## PROBLEM TO WORK ON
Take each line that has the word "JSON" and return it.

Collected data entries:

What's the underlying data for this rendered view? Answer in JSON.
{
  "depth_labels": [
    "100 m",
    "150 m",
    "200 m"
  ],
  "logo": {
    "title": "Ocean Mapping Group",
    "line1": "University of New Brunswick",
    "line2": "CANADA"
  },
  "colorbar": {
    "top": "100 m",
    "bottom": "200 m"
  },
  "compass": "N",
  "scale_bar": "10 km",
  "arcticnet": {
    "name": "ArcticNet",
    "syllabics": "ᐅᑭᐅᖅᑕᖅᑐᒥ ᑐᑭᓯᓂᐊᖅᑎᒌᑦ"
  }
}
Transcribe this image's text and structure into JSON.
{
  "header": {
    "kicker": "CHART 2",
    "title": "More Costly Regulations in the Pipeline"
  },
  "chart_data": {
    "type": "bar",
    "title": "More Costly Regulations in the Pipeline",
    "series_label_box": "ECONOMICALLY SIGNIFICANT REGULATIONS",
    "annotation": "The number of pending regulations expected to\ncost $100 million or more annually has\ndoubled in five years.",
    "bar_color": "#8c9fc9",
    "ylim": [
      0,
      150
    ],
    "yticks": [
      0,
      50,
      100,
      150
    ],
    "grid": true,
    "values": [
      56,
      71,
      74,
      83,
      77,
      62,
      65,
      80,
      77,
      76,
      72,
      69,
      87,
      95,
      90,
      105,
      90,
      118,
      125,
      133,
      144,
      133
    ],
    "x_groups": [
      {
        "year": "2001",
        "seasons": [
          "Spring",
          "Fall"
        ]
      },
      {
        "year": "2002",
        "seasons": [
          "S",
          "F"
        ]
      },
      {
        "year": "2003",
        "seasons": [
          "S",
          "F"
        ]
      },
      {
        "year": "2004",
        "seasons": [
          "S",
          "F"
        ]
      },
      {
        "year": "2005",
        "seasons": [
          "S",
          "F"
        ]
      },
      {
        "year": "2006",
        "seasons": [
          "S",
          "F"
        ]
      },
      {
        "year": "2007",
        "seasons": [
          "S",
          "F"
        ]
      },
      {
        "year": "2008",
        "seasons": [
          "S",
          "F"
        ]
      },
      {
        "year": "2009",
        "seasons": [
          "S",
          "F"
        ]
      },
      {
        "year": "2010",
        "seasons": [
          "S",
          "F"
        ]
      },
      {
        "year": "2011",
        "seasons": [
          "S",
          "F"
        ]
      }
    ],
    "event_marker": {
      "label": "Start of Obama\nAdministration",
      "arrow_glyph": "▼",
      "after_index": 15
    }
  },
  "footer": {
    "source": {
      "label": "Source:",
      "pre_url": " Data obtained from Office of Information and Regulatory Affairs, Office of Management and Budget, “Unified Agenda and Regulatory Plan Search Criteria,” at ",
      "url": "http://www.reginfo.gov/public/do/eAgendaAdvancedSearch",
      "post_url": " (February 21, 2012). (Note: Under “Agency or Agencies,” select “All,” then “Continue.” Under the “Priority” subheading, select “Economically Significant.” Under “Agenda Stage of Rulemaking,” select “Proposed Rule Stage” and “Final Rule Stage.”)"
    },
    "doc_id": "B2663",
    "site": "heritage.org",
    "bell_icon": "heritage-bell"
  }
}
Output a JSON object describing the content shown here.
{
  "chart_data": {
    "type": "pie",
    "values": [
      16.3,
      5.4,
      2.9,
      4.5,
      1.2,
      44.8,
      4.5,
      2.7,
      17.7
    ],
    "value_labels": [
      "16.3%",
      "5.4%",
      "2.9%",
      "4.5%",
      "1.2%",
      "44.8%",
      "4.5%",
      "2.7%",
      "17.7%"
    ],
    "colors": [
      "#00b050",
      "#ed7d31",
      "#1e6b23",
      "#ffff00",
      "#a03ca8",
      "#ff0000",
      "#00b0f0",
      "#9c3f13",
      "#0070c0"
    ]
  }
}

## FINISHED TASK
What's the underlying data for this rendered view? Answer in JSON.
Transcribe this image's text and structure into JSON.
Output a JSON object describing the content shown here.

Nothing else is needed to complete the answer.